-- Start Records provided --

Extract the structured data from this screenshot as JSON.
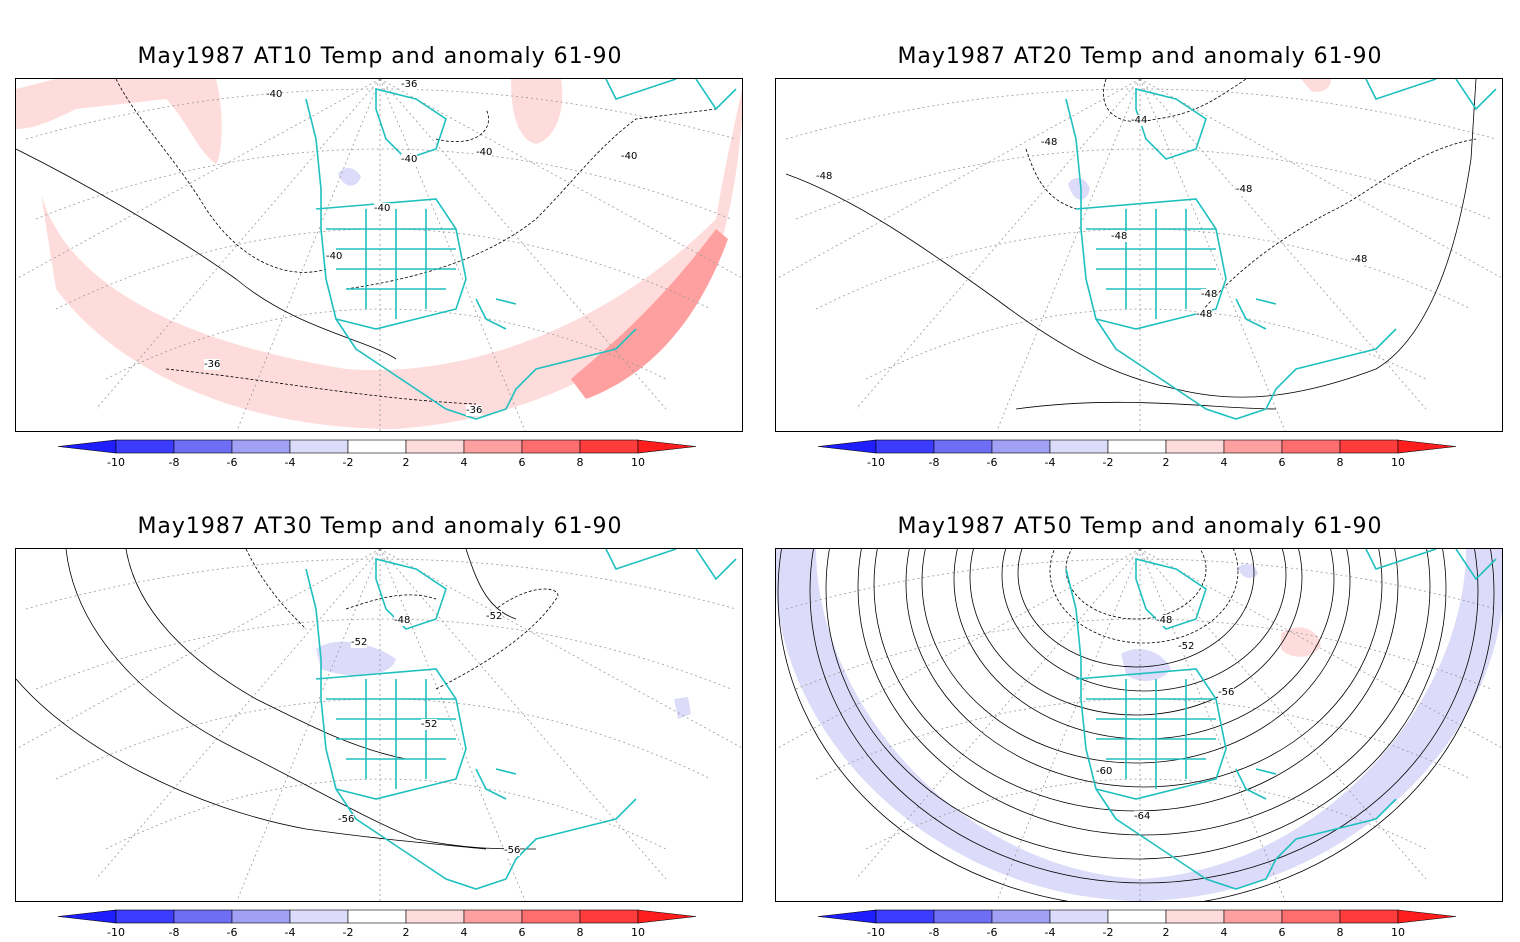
{
  "panels": [
    {
      "title": "May1987 AT10 Temp and anomaly 61-90",
      "level": "AT10",
      "contour_labels": [
        "-36",
        "-36",
        "-40",
        "-40",
        "-40",
        "-40",
        "-40",
        "-40",
        "-36"
      ],
      "anomaly_regions": [
        {
          "sign": "positive",
          "level": "2-4"
        },
        {
          "sign": "positive",
          "level": "4-6"
        },
        {
          "sign": "negative",
          "level": "-4--2"
        }
      ]
    },
    {
      "title": "May1987 AT20 Temp and anomaly 61-90",
      "level": "AT20",
      "contour_labels": [
        "-48",
        "-44",
        "-48",
        "-48",
        "-48",
        "-48",
        "-48",
        "-48"
      ],
      "anomaly_regions": [
        {
          "sign": "positive",
          "level": "2-4"
        },
        {
          "sign": "negative",
          "level": "-4--2"
        }
      ]
    },
    {
      "title": "May1987 AT30 Temp and anomaly 61-90",
      "level": "AT30",
      "contour_labels": [
        "-48",
        "-52",
        "-52",
        "-52",
        "-56",
        "-56"
      ],
      "anomaly_regions": [
        {
          "sign": "negative",
          "level": "-4--2"
        }
      ]
    },
    {
      "title": "May1987 AT50 Temp and anomaly 61-90",
      "level": "AT50",
      "contour_labels": [
        "-48",
        "-52",
        "-56",
        "-60",
        "-64"
      ],
      "anomaly_regions": [
        {
          "sign": "negative",
          "level": "-4--2"
        },
        {
          "sign": "positive",
          "level": "2-4"
        }
      ]
    }
  ],
  "colorbar": {
    "tick_labels": [
      "-10",
      "-8",
      "-6",
      "-4",
      "-2",
      "2",
      "4",
      "6",
      "8",
      "10"
    ],
    "colors": [
      "#1e1eff",
      "#3c3cff",
      "#6e6ef5",
      "#a0a0f5",
      "#dcdcfa",
      "#ffffff",
      "#ffdcdc",
      "#ffa0a0",
      "#ff6e6e",
      "#ff3c3c",
      "#ff1e1e"
    ]
  },
  "colors": {
    "coastline": "#20c0c0",
    "contour": "#000000",
    "grid": "#999999",
    "anomaly_pos_light": "#ffdcdc",
    "anomaly_pos_mid": "#ffa0a0",
    "anomaly_neg_light": "#dcdcfa"
  }
}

-- End Records provided --

[Your objective] Filter the listing above by the word "Temp"; copy each line that passes.

[The solution]
      "title": "May1987 AT10 Temp and anomaly 61-90",
      "title": "May1987 AT20 Temp and anomaly 61-90",
      "title": "May1987 AT30 Temp and anomaly 61-90",
      "title": "May1987 AT50 Temp and anomaly 61-90",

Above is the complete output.